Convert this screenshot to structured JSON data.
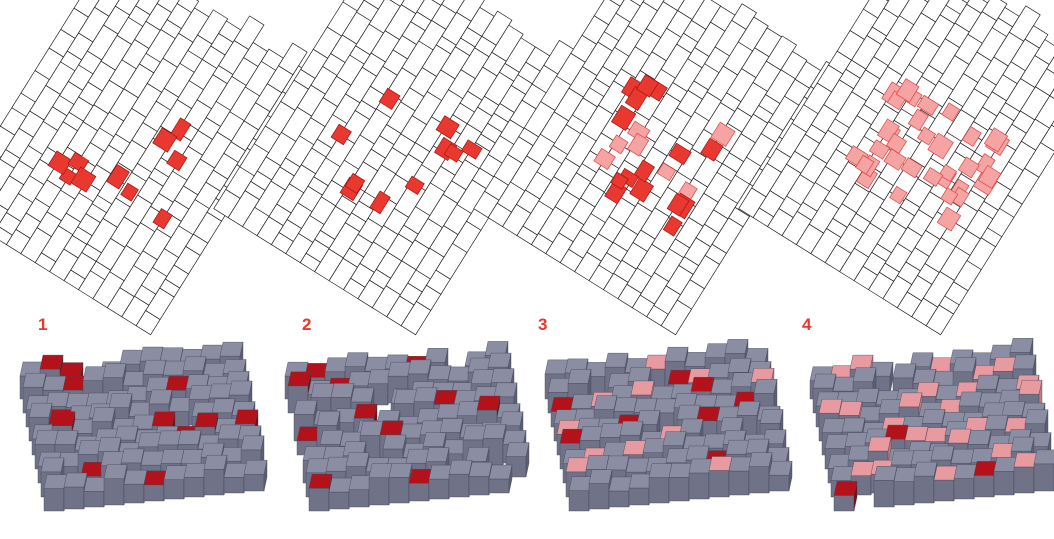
{
  "panels": [
    {
      "label": "1"
    },
    {
      "label": "2"
    },
    {
      "label": "3"
    },
    {
      "label": "4"
    }
  ]
}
=======
• **PROBLEM TO SOLVE**
Pictures are excluded; copy all other data exactly as shown.

• **WRITTEN RESPONSE**
Convert this screenshot to structured JSON data.
{
  "panels": [
    {
      "label": "1"
    },
    {
      "label": "2"
    },
    {
      "label": "3"
    },
    {
      "label": "4"
    }
  ]
}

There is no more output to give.